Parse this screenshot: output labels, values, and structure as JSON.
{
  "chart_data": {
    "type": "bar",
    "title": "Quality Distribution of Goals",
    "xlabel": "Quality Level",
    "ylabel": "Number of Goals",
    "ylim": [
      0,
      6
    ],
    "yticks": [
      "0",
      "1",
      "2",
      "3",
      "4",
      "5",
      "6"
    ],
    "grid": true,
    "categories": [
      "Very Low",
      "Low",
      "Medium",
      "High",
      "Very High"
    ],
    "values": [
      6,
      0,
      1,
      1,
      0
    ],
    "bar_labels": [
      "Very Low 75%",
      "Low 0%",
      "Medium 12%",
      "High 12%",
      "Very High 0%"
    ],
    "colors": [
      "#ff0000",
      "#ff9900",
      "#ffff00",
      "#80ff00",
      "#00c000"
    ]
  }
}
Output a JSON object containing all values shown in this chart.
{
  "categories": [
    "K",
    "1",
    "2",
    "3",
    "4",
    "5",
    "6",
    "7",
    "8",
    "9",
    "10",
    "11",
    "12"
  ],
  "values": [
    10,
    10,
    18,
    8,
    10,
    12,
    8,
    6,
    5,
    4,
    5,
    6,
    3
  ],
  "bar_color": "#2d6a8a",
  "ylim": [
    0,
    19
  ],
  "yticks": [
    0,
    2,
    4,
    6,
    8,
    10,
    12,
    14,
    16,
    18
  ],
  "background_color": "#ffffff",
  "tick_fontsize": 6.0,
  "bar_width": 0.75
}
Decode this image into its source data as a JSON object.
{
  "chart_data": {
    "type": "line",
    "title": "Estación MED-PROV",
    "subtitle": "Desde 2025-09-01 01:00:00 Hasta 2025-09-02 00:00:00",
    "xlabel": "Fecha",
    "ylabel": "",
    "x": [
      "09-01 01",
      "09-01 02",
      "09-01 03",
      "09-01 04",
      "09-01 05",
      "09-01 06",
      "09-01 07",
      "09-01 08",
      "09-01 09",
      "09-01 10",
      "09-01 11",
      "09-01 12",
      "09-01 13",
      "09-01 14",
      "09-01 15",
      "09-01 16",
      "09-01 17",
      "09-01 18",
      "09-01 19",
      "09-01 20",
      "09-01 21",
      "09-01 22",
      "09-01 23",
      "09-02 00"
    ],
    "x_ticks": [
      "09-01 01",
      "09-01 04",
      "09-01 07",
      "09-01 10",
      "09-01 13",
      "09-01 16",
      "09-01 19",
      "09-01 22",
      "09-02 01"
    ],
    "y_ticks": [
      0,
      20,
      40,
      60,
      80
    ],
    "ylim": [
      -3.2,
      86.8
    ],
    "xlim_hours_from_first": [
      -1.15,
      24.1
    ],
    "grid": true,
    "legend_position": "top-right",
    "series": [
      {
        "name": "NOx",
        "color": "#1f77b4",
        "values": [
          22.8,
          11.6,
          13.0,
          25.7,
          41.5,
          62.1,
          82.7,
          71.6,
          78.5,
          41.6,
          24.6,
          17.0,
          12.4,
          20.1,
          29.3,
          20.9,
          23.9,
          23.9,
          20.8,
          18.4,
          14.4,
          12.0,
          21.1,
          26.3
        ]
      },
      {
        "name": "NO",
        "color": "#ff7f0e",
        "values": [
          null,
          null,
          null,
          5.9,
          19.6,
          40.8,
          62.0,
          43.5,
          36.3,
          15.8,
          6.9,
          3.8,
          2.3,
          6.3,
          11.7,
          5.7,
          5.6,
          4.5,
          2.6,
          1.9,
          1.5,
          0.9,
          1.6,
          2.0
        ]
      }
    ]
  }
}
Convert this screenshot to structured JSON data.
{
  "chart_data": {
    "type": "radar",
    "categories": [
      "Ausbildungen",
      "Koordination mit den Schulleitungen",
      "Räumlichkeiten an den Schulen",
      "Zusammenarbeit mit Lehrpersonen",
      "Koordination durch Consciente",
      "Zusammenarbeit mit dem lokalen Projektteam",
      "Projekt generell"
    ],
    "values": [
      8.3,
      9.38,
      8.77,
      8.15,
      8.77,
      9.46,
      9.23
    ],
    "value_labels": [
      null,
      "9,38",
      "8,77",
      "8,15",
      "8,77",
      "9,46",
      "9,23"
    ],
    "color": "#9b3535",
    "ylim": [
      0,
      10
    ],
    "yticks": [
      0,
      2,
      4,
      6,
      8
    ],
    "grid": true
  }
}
====
● TASK TO COMPLETE: Copy every record above exactly as it appears.

● ANSWER TO THE EXERCISE:
Parse this screenshot: output labels, values, and structure as JSON.
{
  "chart_data": {
    "type": "bar",
    "title": "Quality Distribution of Goals",
    "xlabel": "Quality Level",
    "ylabel": "Number of Goals",
    "ylim": [
      0,
      6
    ],
    "yticks": [
      "0",
      "1",
      "2",
      "3",
      "4",
      "5",
      "6"
    ],
    "grid": true,
    "categories": [
      "Very Low",
      "Low",
      "Medium",
      "High",
      "Very High"
    ],
    "values": [
      6,
      0,
      1,
      1,
      0
    ],
    "bar_labels": [
      "Very Low 75%",
      "Low 0%",
      "Medium 12%",
      "High 12%",
      "Very High 0%"
    ],
    "colors": [
      "#ff0000",
      "#ff9900",
      "#ffff00",
      "#80ff00",
      "#00c000"
    ]
  }
}
Output a JSON object containing all values shown in this chart.
{
  "categories": [
    "K",
    "1",
    "2",
    "3",
    "4",
    "5",
    "6",
    "7",
    "8",
    "9",
    "10",
    "11",
    "12"
  ],
  "values": [
    10,
    10,
    18,
    8,
    10,
    12,
    8,
    6,
    5,
    4,
    5,
    6,
    3
  ],
  "bar_color": "#2d6a8a",
  "ylim": [
    0,
    19
  ],
  "yticks": [
    0,
    2,
    4,
    6,
    8,
    10,
    12,
    14,
    16,
    18
  ],
  "background_color": "#ffffff",
  "tick_fontsize": 6.0,
  "bar_width": 0.75
}
Decode this image into its source data as a JSON object.
{
  "chart_data": {
    "type": "line",
    "title": "Estación MED-PROV",
    "subtitle": "Desde 2025-09-01 01:00:00 Hasta 2025-09-02 00:00:00",
    "xlabel": "Fecha",
    "ylabel": "",
    "x": [
      "09-01 01",
      "09-01 02",
      "09-01 03",
      "09-01 04",
      "09-01 05",
      "09-01 06",
      "09-01 07",
      "09-01 08",
      "09-01 09",
      "09-01 10",
      "09-01 11",
      "09-01 12",
      "09-01 13",
      "09-01 14",
      "09-01 15",
      "09-01 16",
      "09-01 17",
      "09-01 18",
      "09-01 19",
      "09-01 20",
      "09-01 21",
      "09-01 22",
      "09-01 23",
      "09-02 00"
    ],
    "x_ticks": [
      "09-01 01",
      "09-01 04",
      "09-01 07",
      "09-01 10",
      "09-01 13",
      "09-01 16",
      "09-01 19",
      "09-01 22",
      "09-02 01"
    ],
    "y_ticks": [
      0,
      20,
      40,
      60,
      80
    ],
    "ylim": [
      -3.2,
      86.8
    ],
    "xlim_hours_from_first": [
      -1.15,
      24.1
    ],
    "grid": true,
    "legend_position": "top-right",
    "series": [
      {
        "name": "NOx",
        "color": "#1f77b4",
        "values": [
          22.8,
          11.6,
          13.0,
          25.7,
          41.5,
          62.1,
          82.7,
          71.6,
          78.5,
          41.6,
          24.6,
          17.0,
          12.4,
          20.1,
          29.3,
          20.9,
          23.9,
          23.9,
          20.8,
          18.4,
          14.4,
          12.0,
          21.1,
          26.3
        ]
      },
      {
        "name": "NO",
        "color": "#ff7f0e",
        "values": [
          null,
          null,
          null,
          5.9,
          19.6,
          40.8,
          62.0,
          43.5,
          36.3,
          15.8,
          6.9,
          3.8,
          2.3,
          6.3,
          11.7,
          5.7,
          5.6,
          4.5,
          2.6,
          1.9,
          1.5,
          0.9,
          1.6,
          2.0
        ]
      }
    ]
  }
}
Convert this screenshot to structured JSON data.
{
  "chart_data": {
    "type": "radar",
    "categories": [
      "Ausbildungen",
      "Koordination mit den Schulleitungen",
      "Räumlichkeiten an den Schulen",
      "Zusammenarbeit mit Lehrpersonen",
      "Koordination durch Consciente",
      "Zusammenarbeit mit dem lokalen Projektteam",
      "Projekt generell"
    ],
    "values": [
      8.3,
      9.38,
      8.77,
      8.15,
      8.77,
      9.46,
      9.23
    ],
    "value_labels": [
      null,
      "9,38",
      "8,77",
      "8,15",
      "8,77",
      "9,46",
      "9,23"
    ],
    "color": "#9b3535",
    "ylim": [
      0,
      10
    ],
    "yticks": [
      0,
      2,
      4,
      6,
      8
    ],
    "grid": true
  }
}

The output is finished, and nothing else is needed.